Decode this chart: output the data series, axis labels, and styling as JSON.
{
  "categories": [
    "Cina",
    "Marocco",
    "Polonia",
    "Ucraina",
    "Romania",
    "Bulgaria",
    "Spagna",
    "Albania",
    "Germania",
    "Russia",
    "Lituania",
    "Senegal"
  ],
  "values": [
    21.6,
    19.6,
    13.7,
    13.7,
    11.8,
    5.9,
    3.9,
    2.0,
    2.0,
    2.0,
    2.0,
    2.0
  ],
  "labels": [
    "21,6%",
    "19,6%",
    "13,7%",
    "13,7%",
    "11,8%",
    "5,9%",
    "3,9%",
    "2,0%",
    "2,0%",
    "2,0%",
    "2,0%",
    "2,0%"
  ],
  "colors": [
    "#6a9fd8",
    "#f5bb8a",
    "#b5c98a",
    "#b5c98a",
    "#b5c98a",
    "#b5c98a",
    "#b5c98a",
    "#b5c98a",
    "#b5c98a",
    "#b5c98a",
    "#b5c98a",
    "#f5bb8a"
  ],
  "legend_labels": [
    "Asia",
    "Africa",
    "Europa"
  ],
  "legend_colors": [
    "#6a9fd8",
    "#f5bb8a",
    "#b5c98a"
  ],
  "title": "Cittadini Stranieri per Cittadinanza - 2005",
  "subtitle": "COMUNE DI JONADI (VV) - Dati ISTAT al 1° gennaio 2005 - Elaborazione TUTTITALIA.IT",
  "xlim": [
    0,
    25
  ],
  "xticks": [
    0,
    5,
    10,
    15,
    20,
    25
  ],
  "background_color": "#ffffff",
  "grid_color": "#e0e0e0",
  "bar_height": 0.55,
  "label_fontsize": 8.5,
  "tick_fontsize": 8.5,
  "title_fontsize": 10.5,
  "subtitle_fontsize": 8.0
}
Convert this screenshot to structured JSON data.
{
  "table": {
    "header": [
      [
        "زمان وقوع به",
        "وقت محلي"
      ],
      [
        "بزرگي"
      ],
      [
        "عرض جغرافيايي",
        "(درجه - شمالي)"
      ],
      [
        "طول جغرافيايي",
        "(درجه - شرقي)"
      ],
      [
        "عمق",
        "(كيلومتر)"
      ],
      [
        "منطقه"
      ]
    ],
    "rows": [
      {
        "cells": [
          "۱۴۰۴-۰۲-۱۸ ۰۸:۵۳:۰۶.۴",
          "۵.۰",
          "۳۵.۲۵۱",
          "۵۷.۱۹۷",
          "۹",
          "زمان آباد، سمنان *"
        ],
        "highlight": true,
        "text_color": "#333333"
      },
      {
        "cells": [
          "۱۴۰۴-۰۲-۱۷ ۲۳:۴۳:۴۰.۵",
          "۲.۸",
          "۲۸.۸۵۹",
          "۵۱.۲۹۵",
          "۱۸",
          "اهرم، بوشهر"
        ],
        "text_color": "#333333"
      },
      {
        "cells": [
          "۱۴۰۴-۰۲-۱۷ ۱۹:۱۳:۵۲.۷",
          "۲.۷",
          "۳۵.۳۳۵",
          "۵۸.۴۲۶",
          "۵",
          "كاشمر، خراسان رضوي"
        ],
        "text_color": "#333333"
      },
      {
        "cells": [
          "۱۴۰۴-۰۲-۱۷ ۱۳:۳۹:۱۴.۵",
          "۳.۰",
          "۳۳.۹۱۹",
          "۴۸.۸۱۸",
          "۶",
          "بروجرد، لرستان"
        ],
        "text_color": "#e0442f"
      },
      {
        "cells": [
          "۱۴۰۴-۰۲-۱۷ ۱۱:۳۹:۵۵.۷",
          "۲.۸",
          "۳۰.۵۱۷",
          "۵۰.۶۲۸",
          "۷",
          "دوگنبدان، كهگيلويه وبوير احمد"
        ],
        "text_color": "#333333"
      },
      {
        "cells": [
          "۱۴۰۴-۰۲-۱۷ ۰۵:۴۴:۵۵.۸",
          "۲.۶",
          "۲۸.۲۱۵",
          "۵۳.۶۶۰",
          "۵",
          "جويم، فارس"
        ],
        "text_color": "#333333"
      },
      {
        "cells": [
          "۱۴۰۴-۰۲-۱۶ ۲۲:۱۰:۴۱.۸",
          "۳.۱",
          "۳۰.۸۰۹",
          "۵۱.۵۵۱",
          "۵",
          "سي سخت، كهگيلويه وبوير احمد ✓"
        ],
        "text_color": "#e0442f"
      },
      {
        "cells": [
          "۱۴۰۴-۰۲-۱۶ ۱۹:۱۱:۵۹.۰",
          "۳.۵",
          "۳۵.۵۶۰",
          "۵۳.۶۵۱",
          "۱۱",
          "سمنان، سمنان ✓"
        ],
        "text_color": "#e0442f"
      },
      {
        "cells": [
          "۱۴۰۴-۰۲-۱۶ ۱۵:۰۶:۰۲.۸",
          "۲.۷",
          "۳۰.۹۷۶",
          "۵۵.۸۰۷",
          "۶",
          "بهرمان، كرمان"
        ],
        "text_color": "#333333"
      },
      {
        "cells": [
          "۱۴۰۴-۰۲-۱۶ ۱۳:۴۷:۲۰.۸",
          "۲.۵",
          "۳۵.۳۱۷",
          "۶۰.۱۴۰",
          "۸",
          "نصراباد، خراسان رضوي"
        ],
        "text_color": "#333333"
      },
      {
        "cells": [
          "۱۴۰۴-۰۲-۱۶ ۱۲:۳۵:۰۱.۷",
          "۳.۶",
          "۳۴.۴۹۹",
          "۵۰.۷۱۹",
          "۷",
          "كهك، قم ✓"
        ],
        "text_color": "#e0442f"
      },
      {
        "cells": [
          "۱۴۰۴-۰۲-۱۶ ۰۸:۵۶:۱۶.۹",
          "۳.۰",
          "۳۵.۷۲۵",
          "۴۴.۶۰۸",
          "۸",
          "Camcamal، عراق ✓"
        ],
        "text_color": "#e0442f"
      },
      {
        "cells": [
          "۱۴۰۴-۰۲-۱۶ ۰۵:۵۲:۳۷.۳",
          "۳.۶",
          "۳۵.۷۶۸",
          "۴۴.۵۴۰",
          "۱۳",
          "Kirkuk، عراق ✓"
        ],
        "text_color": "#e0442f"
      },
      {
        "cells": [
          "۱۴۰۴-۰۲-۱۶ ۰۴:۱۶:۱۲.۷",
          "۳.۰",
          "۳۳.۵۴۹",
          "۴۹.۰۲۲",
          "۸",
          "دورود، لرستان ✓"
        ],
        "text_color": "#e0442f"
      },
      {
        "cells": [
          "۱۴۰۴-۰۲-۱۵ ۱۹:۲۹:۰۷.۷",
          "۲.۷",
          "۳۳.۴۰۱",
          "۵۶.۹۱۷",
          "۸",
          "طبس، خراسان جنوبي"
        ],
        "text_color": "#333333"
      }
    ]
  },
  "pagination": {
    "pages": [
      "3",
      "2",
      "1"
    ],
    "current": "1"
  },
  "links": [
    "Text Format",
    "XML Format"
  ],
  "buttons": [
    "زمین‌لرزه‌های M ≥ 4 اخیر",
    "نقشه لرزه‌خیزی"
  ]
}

------------------------------------------------------------

Find the word "data" in the entries above and gather every line that holds it.

§ **Solution for this exercise**
Decode this chart: output the data series, axis labels, and styling as JSON.
Convert this screenshot to structured JSON data.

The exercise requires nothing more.